> _TEXTAUSZUG_:
Schattenblick →INFOPOOL →EUROPOOL → WIRTSCHAFT

AGRAR/1465: Künftige Agrarpolitik - Ministerin Aigner zu den Vorschlägen der EU-Kommission (BMELV)


Bundesministerium für Ernährung, Landwirtschaft und Verbraucherschutz
Pressemitteilung Nr. 211 vom 12 Oktober 2011

Bundeslandwirtschaftsministerin Aigner:
"Die Ziele stimmen, aber entscheidende Fragen sind noch offen"

EU-Kommission veröffentlicht Vorschläge zur künftigen Agrarpolitik


Die Europäische Kommission hat am Mittwoch Rechtstexte zur Weiterentwicklung der Gemeinsamen Agrarpolitik (GAP) nach 2013 vorgestellt. Die künftige Ausrichtung der EU-Agrarpolitik hat unmittelbare Auswirkungen darauf, wie die Landwirte in Europa in Zukunft wirtschaften werden und wie die ländliche Heimat in den nächsten Jahren geprägt wird.

> _EINGABEDATEN_:

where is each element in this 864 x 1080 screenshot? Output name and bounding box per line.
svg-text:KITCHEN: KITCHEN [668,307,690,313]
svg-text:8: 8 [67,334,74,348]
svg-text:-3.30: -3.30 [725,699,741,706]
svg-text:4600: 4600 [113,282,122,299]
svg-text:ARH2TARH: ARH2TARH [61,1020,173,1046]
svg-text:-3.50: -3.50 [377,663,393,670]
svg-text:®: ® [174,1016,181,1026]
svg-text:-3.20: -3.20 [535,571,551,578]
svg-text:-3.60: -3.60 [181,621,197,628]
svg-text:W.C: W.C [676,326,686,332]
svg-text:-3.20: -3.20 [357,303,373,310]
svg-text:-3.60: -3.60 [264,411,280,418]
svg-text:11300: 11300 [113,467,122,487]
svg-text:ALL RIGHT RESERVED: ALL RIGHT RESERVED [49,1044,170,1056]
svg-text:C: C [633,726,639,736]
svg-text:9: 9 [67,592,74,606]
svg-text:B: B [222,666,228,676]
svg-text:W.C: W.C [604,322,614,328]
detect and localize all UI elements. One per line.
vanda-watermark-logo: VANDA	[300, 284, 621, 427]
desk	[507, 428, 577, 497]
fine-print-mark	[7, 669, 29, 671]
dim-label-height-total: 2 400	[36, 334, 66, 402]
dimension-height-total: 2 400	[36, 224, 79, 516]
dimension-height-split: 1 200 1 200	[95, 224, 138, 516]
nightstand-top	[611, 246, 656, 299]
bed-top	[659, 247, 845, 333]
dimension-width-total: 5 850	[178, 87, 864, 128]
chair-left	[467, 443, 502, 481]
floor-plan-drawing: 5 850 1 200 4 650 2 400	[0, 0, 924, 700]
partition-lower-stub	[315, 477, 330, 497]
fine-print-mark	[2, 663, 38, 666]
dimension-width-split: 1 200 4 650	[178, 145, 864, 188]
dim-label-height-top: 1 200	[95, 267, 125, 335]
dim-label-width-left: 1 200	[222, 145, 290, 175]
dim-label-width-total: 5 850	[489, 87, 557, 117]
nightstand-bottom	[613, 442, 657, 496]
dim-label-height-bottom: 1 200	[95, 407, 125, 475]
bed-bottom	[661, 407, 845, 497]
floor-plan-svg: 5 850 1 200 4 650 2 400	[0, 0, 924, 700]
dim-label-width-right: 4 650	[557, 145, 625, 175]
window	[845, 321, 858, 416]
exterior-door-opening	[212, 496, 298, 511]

> _ANFORDERUNGEN_:
- a) Fasse die Pressemitteilung zur künftigen EU-Agrarpolitik in zwei Sätzen zusammen.
- b) Schreibe den Abschnitt der Einträge vom Anfang bis einschließlich der Zeile, die „svg-text:ARH2TARH: ARH2TARH [61,1020,173,1046]" enthält, unverändert ab.

> _LÖSUNGEN_:
- a) Die Europäische Kommission hat am Mittwoch Rechtstexte zur Weiterentwicklung der Gemeinsamen Agrarpolitik nach 2013 vorgestellt, und Bundeslandwirtschaftsministerin Aigner sagt dazu, die Ziele stimmten, aber entscheidende Fragen seien noch offen. Die künftige Ausrichtung der EU-Agrarpolitik wirkt sich unmittelbar darauf aus, wie die Landwirte in Europa künftig wirtschaften und wie die ländliche Heimat in den nächsten Jahren geprägt wird.

- b)
where is each element in this 864 x 1080 screenshot? Output name and bounding box per line.
svg-text:KITCHEN: KITCHEN [668,307,690,313]
svg-text:8: 8 [67,334,74,348]
svg-text:-3.30: -3.30 [725,699,741,706]
svg-text:4600: 4600 [113,282,122,299]
svg-text:ARH2TARH: ARH2TARH [61,1020,173,1046]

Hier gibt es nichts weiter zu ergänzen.